--- START ---
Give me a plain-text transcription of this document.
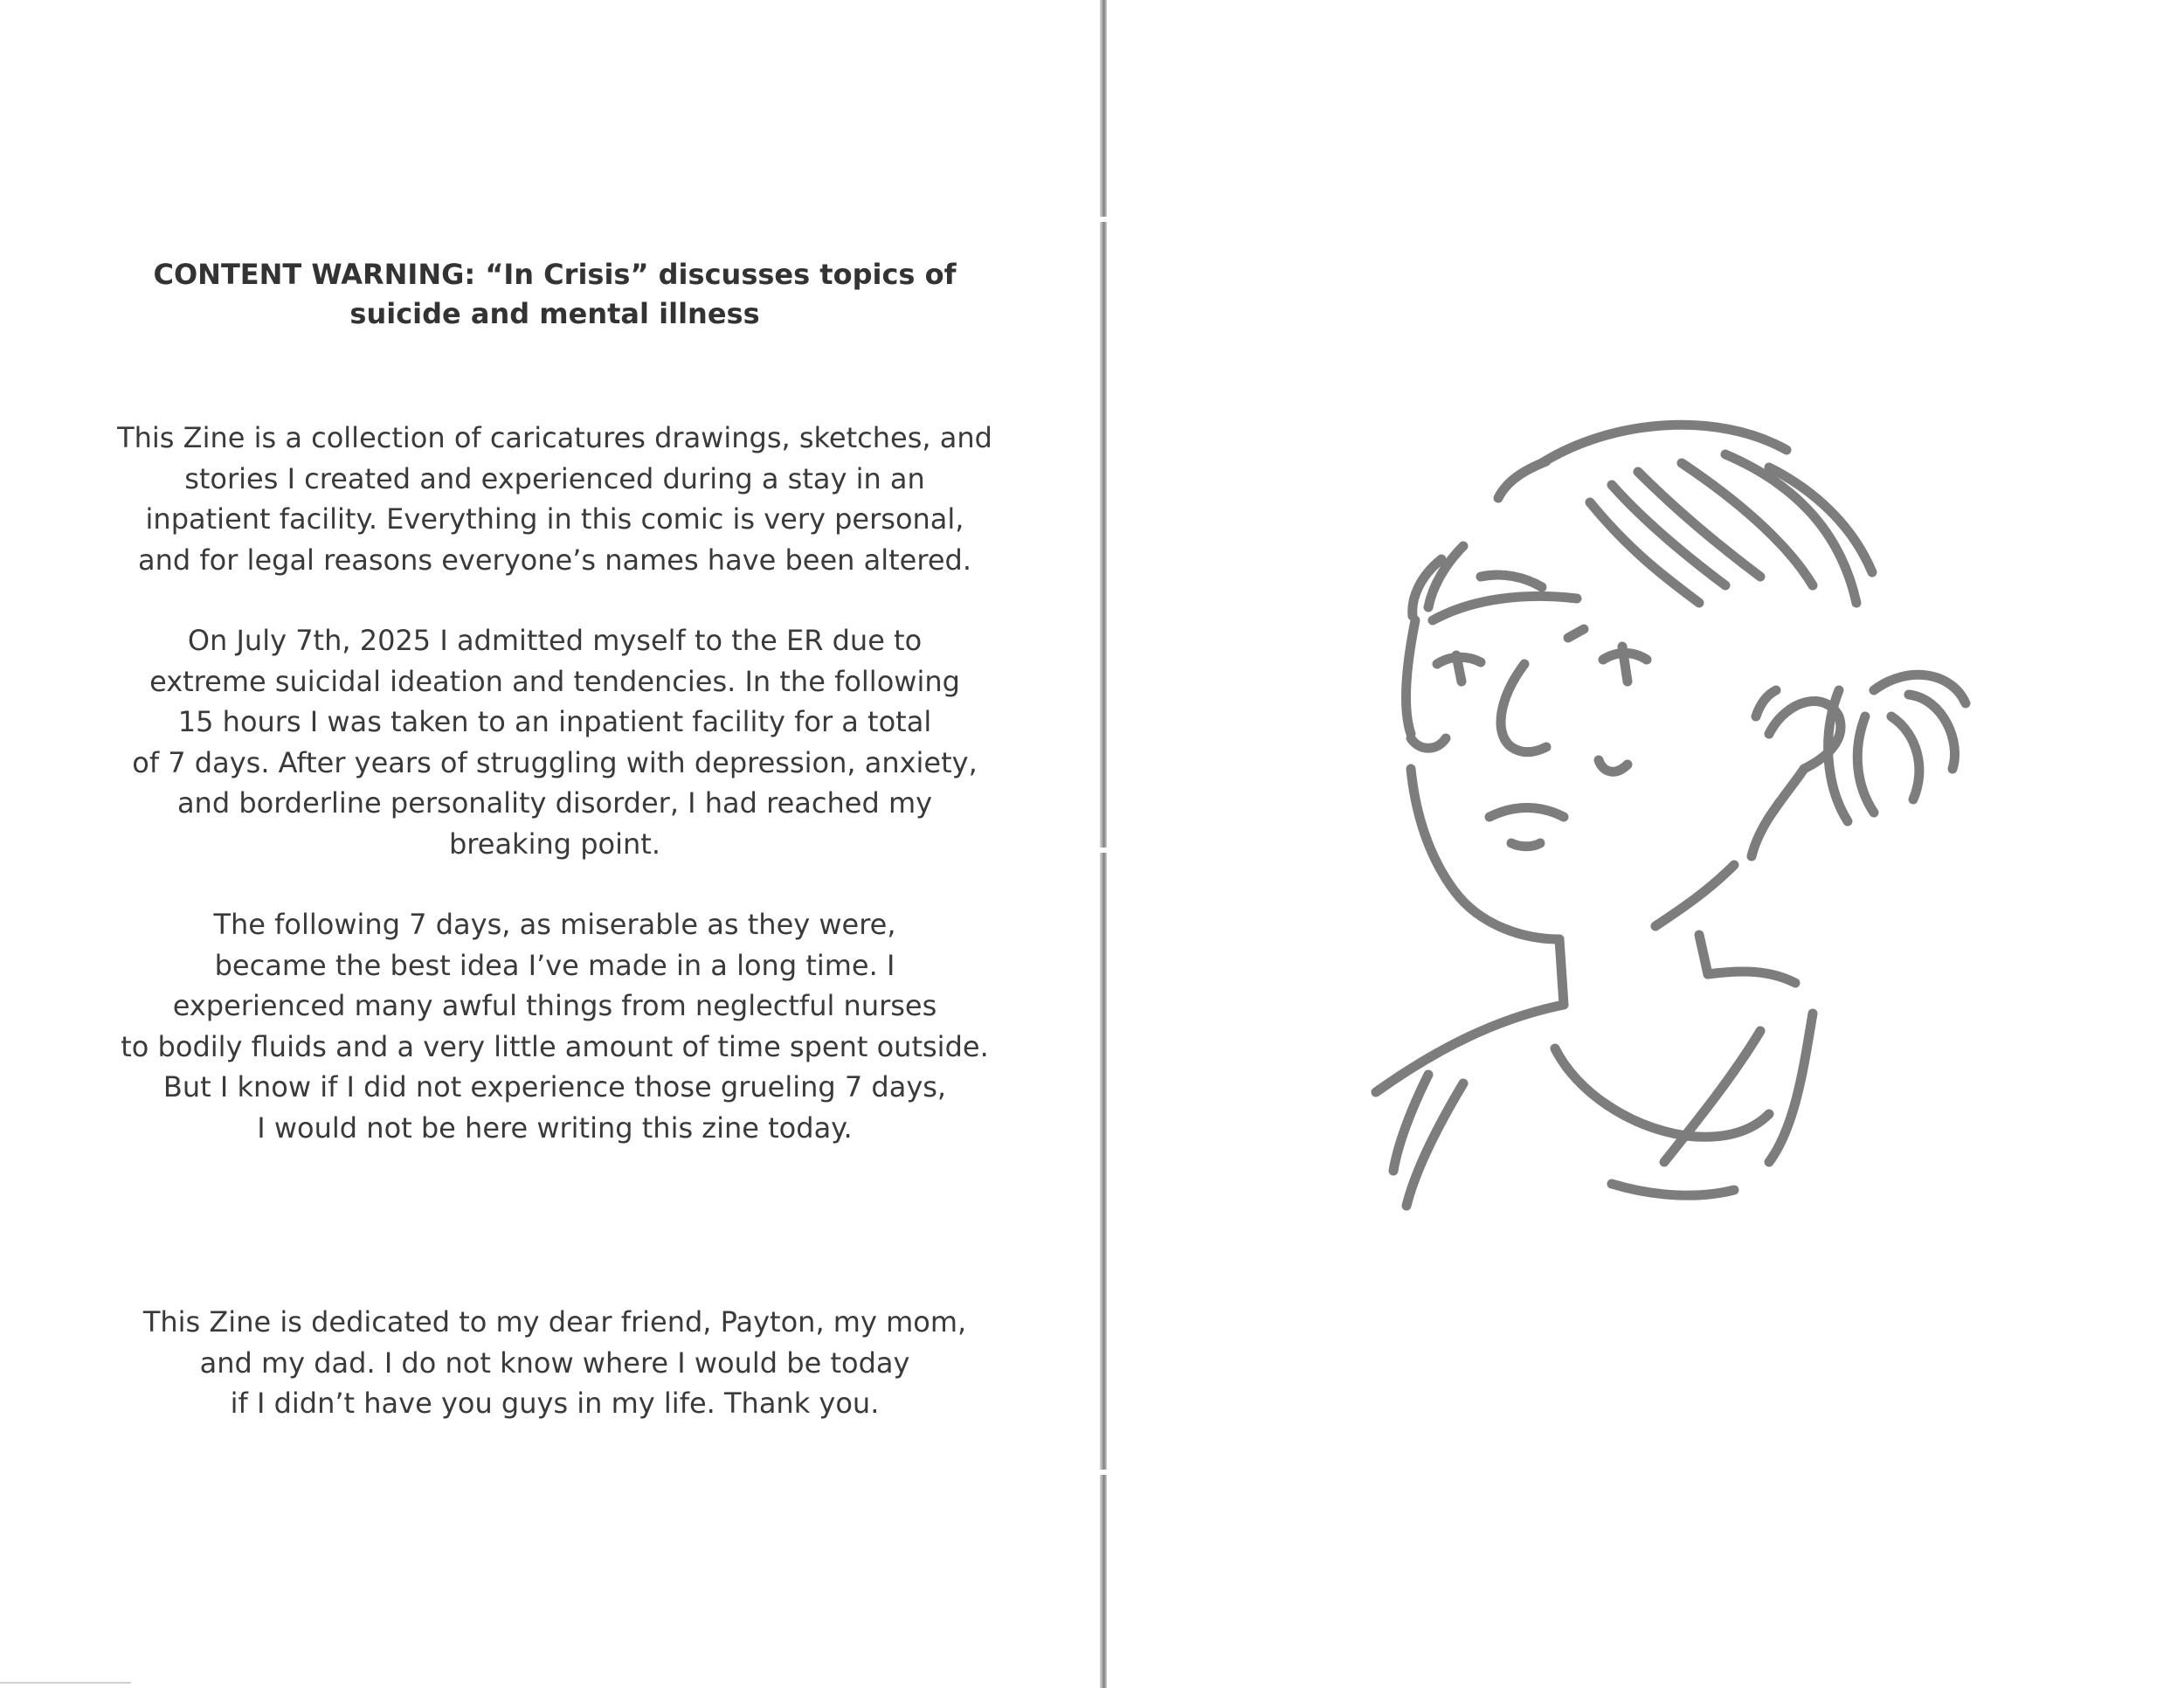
CONTENT WARNING: “In Crisis” discusses topics of
suicide and mental illness
This Zine is a collection of caricatures drawings, sketches, and
stories I created and experienced during a stay in an
inpatient facility. Everything in this comic is very personal,
and for legal reasons everyone’s names have been altered.
On July 7th, 2025 I admitted myself to the ER due to
extreme suicidal ideation and tendencies. In the following
15 hours I was taken to an inpatient facility for a total
of 7 days. After years of struggling with depression, anxiety,
and borderline personality disorder, I had reached my
breaking point.
The following 7 days, as miserable as they were,
became the best idea I’ve made in a long time. I
experienced many awful things from neglectful nurses
to bodily fluids and a very little amount of time spent outside.
But I know if I did not experience those grueling 7 days,
I would not be here writing this zine today.
This Zine is dedicated to my dear friend, Payton, my mom,
and my dad. I do not know where I would be today
if I didn’t have you guys in my life. Thank you.
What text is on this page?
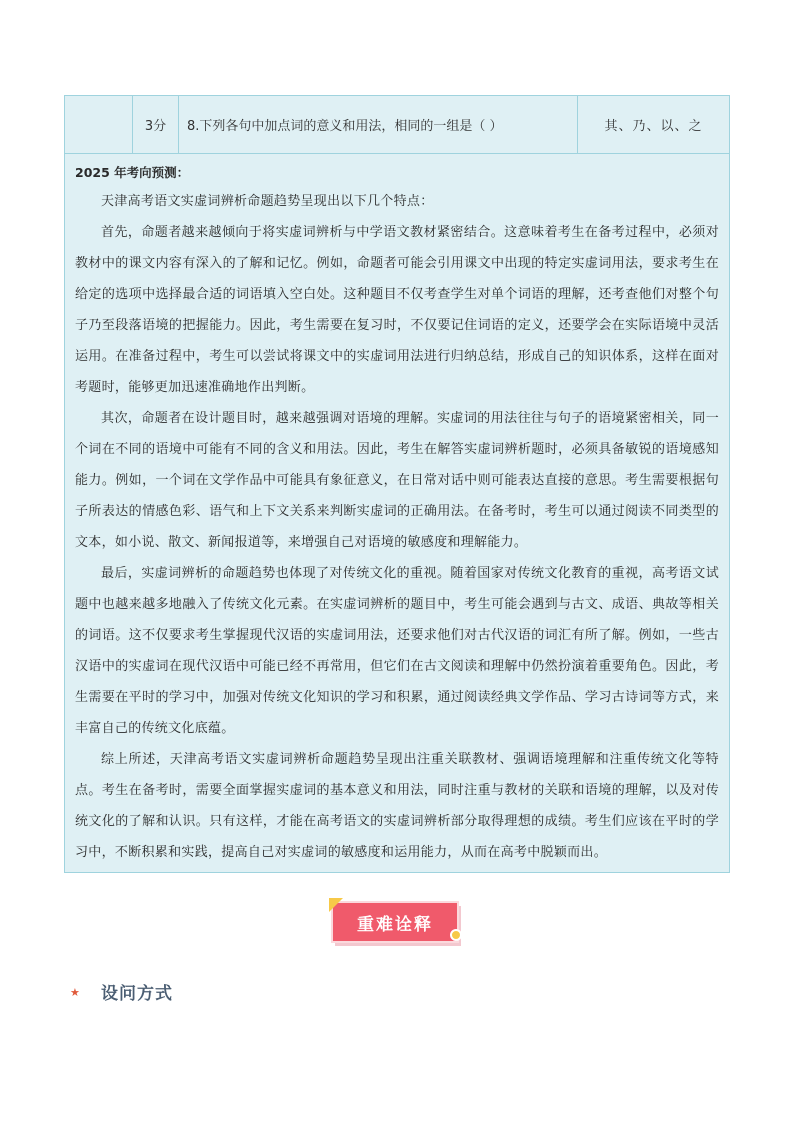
3分	8.下列各句中加点词的意义和用法，相同的一组是（ ）	其、乃、以、之
2025 年考向预测：

天津高考语文实虚词辨析命题趋势呈现出以下几个特点：

首先，命题者越来越倾向于将实虚词辨析与中学语文教材紧密结合。这意味着考生在备考过程中，必须对教材中的课文内容有深入的了解和记忆。例如，命题者可能会引用课文中出现的特定实虚词用法，要求考生在给定的选项中选择最合适的词语填入空白处。这种题目不仅考查学生对单个词语的理解，还考查他们对整个句子乃至段落语境的把握能力。因此，考生需要在复习时，不仅要记住词语的定义，还要学会在实际语境中灵活运用。在准备过程中，考生可以尝试将课文中的实虚词用法进行归纳总结，形成自己的知识体系，这样在面对考题时，能够更加迅速准确地作出判断。

其次，命题者在设计题目时，越来越强调对语境的理解。实虚词的用法往往与句子的语境紧密相关，同一个词在不同的语境中可能有不同的含义和用法。因此，考生在解答实虚词辨析题时，必须具备敏锐的语境感知能力。例如，一个词在文学作品中可能具有象征意义，在日常对话中则可能表达直接的意思。考生需要根据句子所表达的情感色彩、语气和上下文关系来判断实虚词的正确用法。在备考时，考生可以通过阅读不同类型的文本，如小说、散文、新闻报道等，来增强自己对语境的敏感度和理解能力。

最后，实虚词辨析的命题趋势也体现了对传统文化的重视。随着国家对传统文化教育的重视，高考语文试题中也越来越多地融入了传统文化元素。在实虚词辨析的题目中，考生可能会遇到与古文、成语、典故等相关的词语。这不仅要求考生掌握现代汉语的实虚词用法，还要求他们对古代汉语的词汇有所了解。例如，一些古汉语中的实虚词在现代汉语中可能已经不再常用，但它们在古文阅读和理解中仍然扮演着重要角色。因此，考生需要在平时的学习中，加强对传统文化知识的学习和积累，通过阅读经典文学作品、学习古诗词等方式，来丰富自己的传统文化底蕴。

综上所述，天津高考语文实虚词辨析命题趋势呈现出注重关联教材、强调语境理解和注重传统文化等特点。考生在备考时，需要全面掌握实虚词的基本意义和用法，同时注重与教材的关联和语境的理解，以及对传统文化的了解和认识。只有这样，才能在高考语文的实虚词辨析部分取得理想的成绩。考生们应该在平时的学习中，不断积累和实践，提高自己对实虚词的敏感度和运用能力，从而在高考中脱颖而出。

重难诠释
★ 设问方式
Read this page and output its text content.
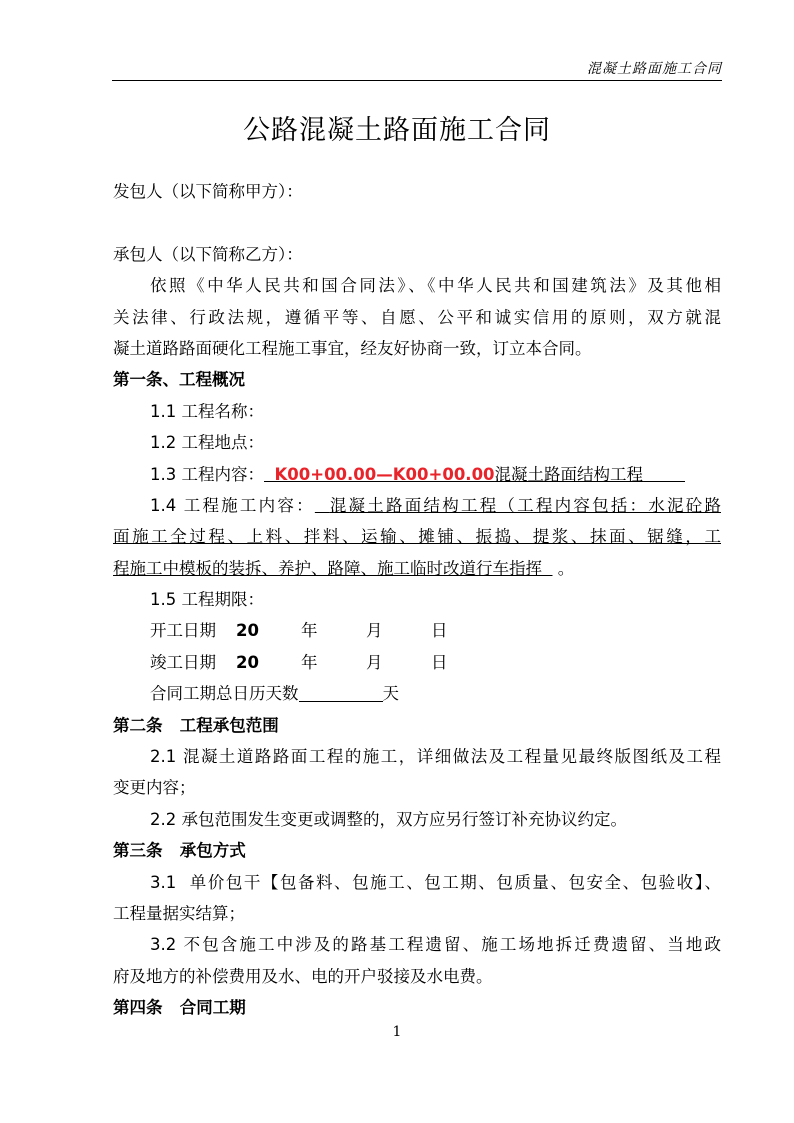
混凝土路面施工合同
公路混凝土路面施工合同
发包人（以下简称甲方）：
承包人（以下简称乙方）：
依照《中华人民共和国合同法》、《中华人民共和国建筑法》及其他相
关法律、行政法规，遵循平等、自愿、公平和诚实信用的原则，双方就混
凝土道路路面硬化工程施工事宜，经友好协商一致，订立本合同。
第一条、工程概况
1.1 工程名称：
1.2 工程地点：
1.3 工程内容： K00+00.00—K00+00.00混凝土路面结构工程
1.4 工程施工内容： 混凝土路面结构工程（工程内容包括：水泥砼路
面施工全过程、上料、拌料、运输、摊铺、振捣、提浆、抹面、锯缝，工
程施工中模板的装拆、养护、路障、施工临时改道行车指挥 。
1.5 工程期限：
开工日期 20	年	月	日
竣工日期 20	年	月	日
合同工期总日历天数	天
第二条   工程承包范围
2.1 混凝土道路路面工程的施工，详细做法及工程量见最终版图纸及工程
变更内容；
2.2 承包范围发生变更或调整的，双方应另行签订补充协议约定。
第三条   承包方式
3.1  单价包干【包备料、包施工、包工期、包质量、包安全、包验收】、
工程量据实结算；
3.2 不包含施工中涉及的路基工程遗留、施工场地拆迁费遗留、当地政
府及地方的补偿费用及水、电的开户驳接及水电费。
第四条   合同工期
1
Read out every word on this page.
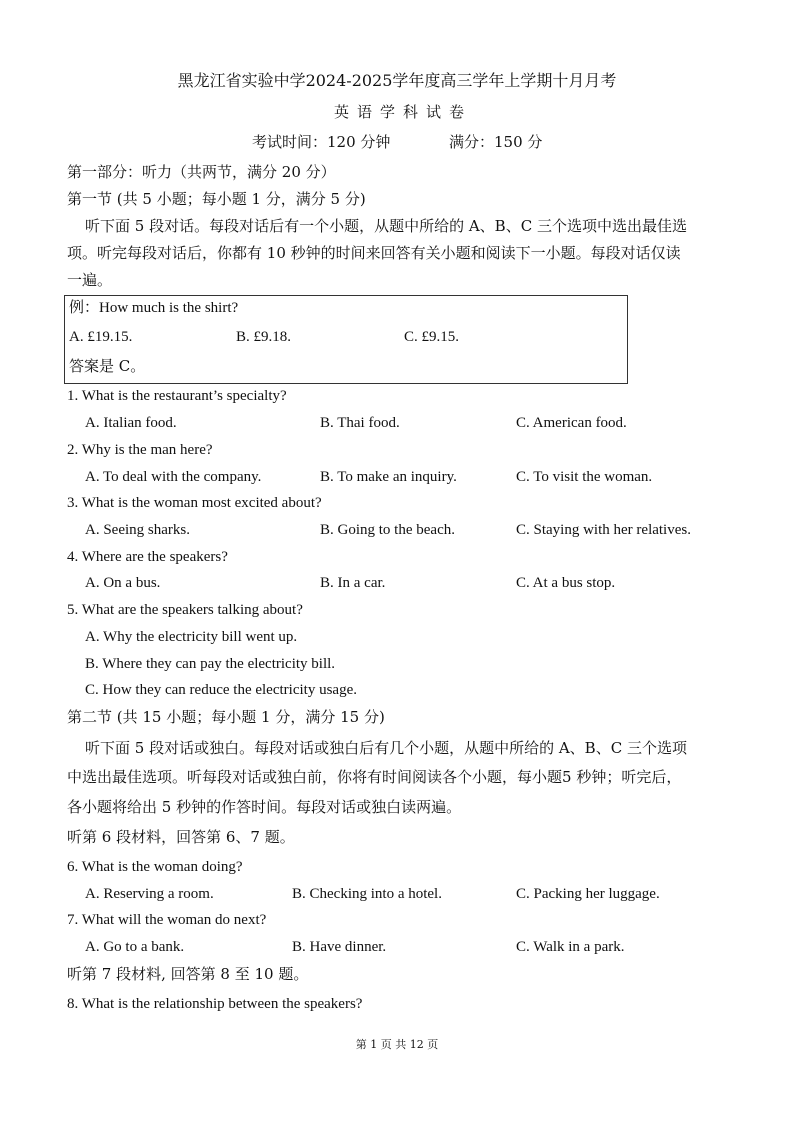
黑龙江省实验中学2024-2025学年度高三学年上学期十月月考

英语学科试卷

考试时间：120 分钟	满分：150 分

第一部分：听力（共两节，满分 20 分）

第一节 (共 5 小题；每小题 1 分，满分 5 分)

听下面 5 段对话。每段对话后有一个小题，从题中所给的 A、B、C 三个选项中选出最佳选

项。听完每段对话后，你都有 10 秒钟的时间来回答有关小题和阅读下一小题。每段对话仅读

一遍。

例：How much is the shirt?

A. £19.15.	B. £9.18.	C. £9.15.

答案是 C。

1. What is the restaurant’s specialty?

A. Italian food.	B. Thai food.	C. American food.

2. Why is the man here?

A. To deal with the company.	B. To make an inquiry.	C. To visit the woman.

3. What is the woman most excited about?

A. Seeing sharks.	B. Going to the beach.	C. Staying with her relatives.

4. Where are the speakers?

A. On a bus.	B. In a car.	C. At a bus stop.

5. What are the speakers talking about?

A. Why the electricity bill went up.

B. Where they can pay the electricity bill.

C. How they can reduce the electricity usage.

第二节 (共 15 小题；每小题 1 分，满分 15 分)

听下面 5 段对话或独白。每段对话或独白后有几个小题，从题中所给的 A、B、C 三个选项

中选出最佳选项。听每段对话或独白前，你将有时间阅读各个小题，每小题5 秒钟；听完后，

各小题将给出 5 秒钟的作答时间。每段对话或独白读两遍。

听第 6 段材料，回答第 6、7 题。

6. What is the woman doing?

A. Reserving a room.	B. Checking into a hotel.	C. Packing her luggage.

7. What will the woman do next?

A. Go to a bank.	B. Have dinner.	C. Walk in a park.

听第 7 段材料, 回答第 8 至 10 题。

8. What is the relationship between the speakers?

第 1 页 共 12 页
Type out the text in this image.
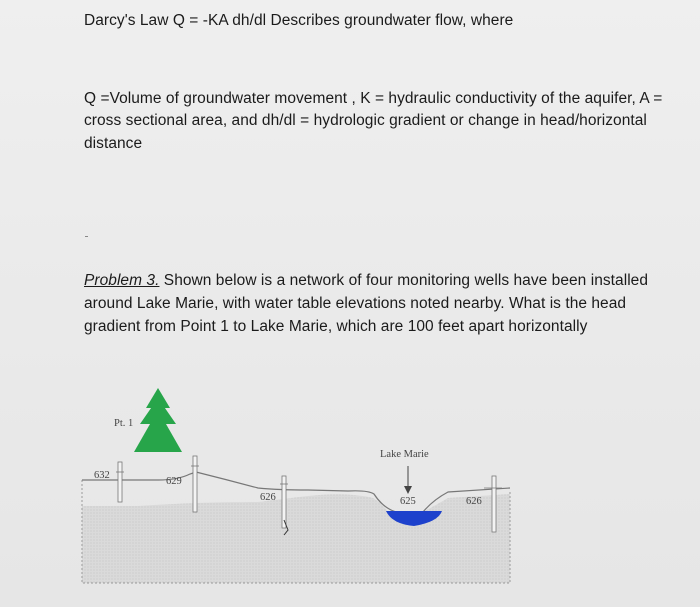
Darcy's Law Q = -KA dh/dl Describes groundwater flow, where
Q =Volume of groundwater movement , K = hydraulic conductivity of the aquifer, A =
cross sectional area, and dh/dl = hydrologic gradient or change in head/horizontal
distance
Problem 3. Shown below is a network of four monitoring wells have been installed
around Lake Marie, with water table elevations noted nearby. What is the head
gradient from Point 1 to Lake Marie, which are 100 feet apart horizontally
Pt. 1
632
629
626
Lake Marie
625	626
--- END ---
- [Exercise description]: Give the number of lines where the string "days" occurs, without any further text.

- [Result of this exercise]: 3